> [WHAT TO WORK ON]:
Extract the lines that carry the string "бесплатно" from the listing.

** BEGIN **

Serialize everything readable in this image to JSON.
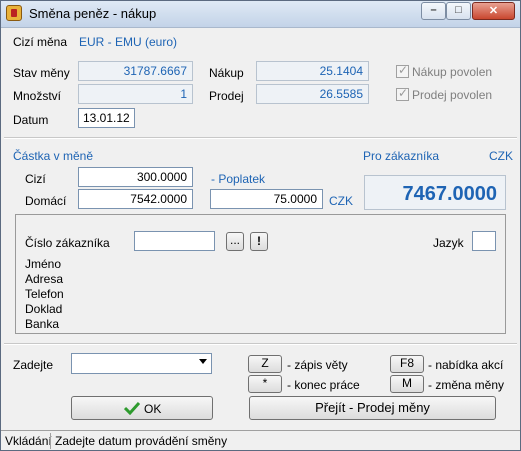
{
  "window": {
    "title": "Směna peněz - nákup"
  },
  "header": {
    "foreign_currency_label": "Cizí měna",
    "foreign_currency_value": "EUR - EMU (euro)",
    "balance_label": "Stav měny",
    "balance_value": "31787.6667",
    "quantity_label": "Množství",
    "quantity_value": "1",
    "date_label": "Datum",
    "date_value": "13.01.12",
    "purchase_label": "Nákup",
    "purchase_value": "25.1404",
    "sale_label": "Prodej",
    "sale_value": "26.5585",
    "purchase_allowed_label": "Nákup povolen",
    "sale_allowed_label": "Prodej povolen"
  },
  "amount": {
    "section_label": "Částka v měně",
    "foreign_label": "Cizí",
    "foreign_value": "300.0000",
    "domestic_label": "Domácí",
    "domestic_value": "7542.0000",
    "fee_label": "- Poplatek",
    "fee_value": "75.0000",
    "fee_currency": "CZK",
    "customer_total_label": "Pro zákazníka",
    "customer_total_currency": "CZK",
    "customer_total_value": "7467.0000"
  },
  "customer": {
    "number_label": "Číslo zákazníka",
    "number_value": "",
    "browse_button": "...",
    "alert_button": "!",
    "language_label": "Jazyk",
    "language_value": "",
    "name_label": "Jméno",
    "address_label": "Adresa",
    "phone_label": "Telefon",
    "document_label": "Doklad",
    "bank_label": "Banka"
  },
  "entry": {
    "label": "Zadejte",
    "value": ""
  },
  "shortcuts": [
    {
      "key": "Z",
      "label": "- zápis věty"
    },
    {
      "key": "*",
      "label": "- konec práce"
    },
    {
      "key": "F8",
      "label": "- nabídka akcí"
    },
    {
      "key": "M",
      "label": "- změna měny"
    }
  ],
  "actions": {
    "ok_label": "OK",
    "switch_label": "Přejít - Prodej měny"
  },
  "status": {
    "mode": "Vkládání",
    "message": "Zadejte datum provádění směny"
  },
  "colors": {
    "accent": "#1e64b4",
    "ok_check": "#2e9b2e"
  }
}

** END **
** BEGIN **

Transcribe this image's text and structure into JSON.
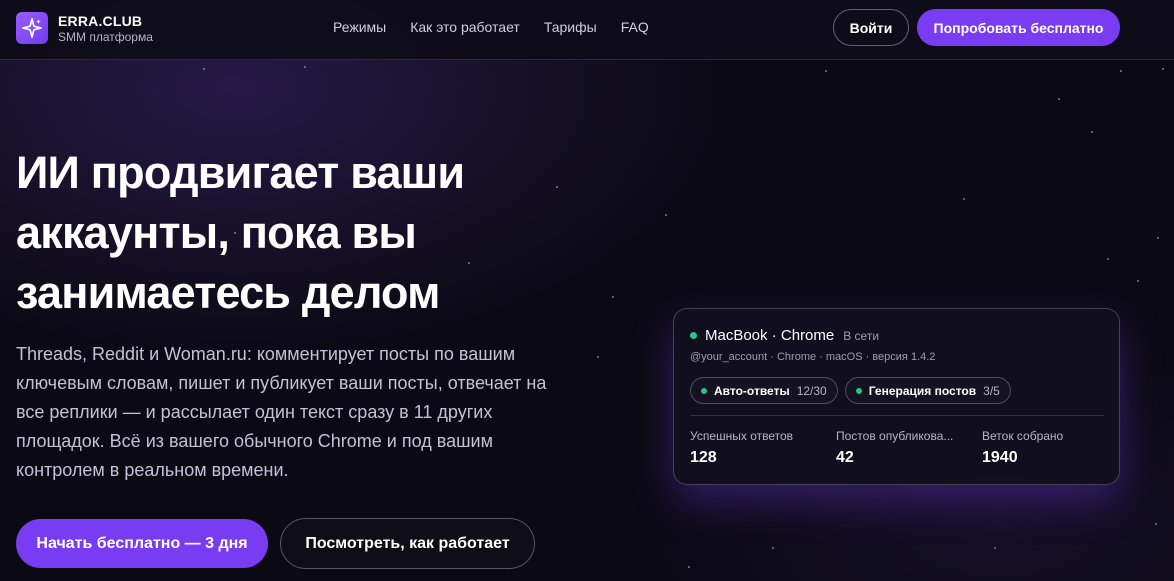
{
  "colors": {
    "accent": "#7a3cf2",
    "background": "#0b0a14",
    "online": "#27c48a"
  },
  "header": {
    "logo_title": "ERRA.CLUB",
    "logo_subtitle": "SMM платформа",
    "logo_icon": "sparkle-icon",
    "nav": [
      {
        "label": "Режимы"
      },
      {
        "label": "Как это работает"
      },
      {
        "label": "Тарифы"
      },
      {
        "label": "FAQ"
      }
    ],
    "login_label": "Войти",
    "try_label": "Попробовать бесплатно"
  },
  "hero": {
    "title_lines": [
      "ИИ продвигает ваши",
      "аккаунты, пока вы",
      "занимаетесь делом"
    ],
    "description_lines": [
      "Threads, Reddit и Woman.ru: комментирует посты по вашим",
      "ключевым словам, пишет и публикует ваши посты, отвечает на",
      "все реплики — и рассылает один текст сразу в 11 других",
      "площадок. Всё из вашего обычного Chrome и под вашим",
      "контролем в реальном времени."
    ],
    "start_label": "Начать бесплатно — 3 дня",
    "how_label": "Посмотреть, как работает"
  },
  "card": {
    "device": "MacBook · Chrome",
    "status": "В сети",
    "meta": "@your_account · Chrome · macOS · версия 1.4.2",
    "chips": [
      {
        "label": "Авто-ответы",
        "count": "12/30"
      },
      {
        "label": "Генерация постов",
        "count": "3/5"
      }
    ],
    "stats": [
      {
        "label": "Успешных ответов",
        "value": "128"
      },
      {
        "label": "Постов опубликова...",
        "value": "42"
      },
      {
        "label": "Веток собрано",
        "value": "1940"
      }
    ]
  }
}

** END **

> [ANSWER TO THIS PROBLEM]:
    "try_label": "Попробовать бесплатно"
    "start_label": "Начать бесплатно — 3 дня",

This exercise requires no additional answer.